The records that follow are to be repeated without alteration.

::::::::::

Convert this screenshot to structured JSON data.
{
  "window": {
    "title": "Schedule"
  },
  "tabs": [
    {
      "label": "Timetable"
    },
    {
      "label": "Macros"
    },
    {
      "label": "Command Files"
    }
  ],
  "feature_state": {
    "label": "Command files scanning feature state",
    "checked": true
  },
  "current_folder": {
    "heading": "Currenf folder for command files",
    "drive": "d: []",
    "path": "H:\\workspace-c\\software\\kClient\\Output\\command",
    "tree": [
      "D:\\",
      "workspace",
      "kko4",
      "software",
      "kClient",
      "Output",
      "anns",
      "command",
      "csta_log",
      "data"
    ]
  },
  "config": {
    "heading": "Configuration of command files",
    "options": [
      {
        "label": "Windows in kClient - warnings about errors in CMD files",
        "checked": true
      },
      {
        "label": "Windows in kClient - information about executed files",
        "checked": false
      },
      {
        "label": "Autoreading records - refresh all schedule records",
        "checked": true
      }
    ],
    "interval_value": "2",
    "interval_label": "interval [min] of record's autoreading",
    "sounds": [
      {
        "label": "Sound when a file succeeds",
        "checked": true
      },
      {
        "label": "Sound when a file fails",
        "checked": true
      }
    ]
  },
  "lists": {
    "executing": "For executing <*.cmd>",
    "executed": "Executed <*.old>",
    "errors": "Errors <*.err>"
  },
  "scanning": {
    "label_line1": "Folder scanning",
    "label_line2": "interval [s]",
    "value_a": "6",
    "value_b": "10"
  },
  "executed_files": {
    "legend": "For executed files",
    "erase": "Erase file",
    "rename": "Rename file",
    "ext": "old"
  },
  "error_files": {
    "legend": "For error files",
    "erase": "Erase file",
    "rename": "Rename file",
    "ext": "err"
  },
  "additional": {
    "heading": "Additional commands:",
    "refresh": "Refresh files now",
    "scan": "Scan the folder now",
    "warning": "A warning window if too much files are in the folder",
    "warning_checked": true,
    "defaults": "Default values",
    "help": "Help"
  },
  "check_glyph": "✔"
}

::::::::::

◆ REPLY TO THE EXERCISE ◆
Convert this screenshot to structured JSON data.
{
  "window": {
    "title": "Schedule"
  },
  "tabs": [
    {
      "label": "Timetable"
    },
    {
      "label": "Macros"
    },
    {
      "label": "Command Files"
    }
  ],
  "feature_state": {
    "label": "Command files scanning feature state",
    "checked": true
  },
  "current_folder": {
    "heading": "Currenf folder for command files",
    "drive": "d: []",
    "path": "H:\\workspace-c\\software\\kClient\\Output\\command",
    "tree": [
      "D:\\",
      "workspace",
      "kko4",
      "software",
      "kClient",
      "Output",
      "anns",
      "command",
      "csta_log",
      "data"
    ]
  },
  "config": {
    "heading": "Configuration of command files",
    "options": [
      {
        "label": "Windows in kClient - warnings about errors in CMD files",
        "checked": true
      },
      {
        "label": "Windows in kClient - information about executed files",
        "checked": false
      },
      {
        "label": "Autoreading records - refresh all schedule records",
        "checked": true
      }
    ],
    "interval_value": "2",
    "interval_label": "interval [min] of record's autoreading",
    "sounds": [
      {
        "label": "Sound when a file succeeds",
        "checked": true
      },
      {
        "label": "Sound when a file fails",
        "checked": true
      }
    ]
  },
  "lists": {
    "executing": "For executing <*.cmd>",
    "executed": "Executed <*.old>",
    "errors": "Errors <*.err>"
  },
  "scanning": {
    "label_line1": "Folder scanning",
    "label_line2": "interval [s]",
    "value_a": "6",
    "value_b": "10"
  },
  "executed_files": {
    "legend": "For executed files",
    "erase": "Erase file",
    "rename": "Rename file",
    "ext": "old"
  },
  "error_files": {
    "legend": "For error files",
    "erase": "Erase file",
    "rename": "Rename file",
    "ext": "err"
  },
  "additional": {
    "heading": "Additional commands:",
    "refresh": "Refresh files now",
    "scan": "Scan the folder now",
    "warning": "A warning window if too much files are in the folder",
    "warning_checked": true,
    "defaults": "Default values",
    "help": "Help"
  },
  "check_glyph": "✔"
}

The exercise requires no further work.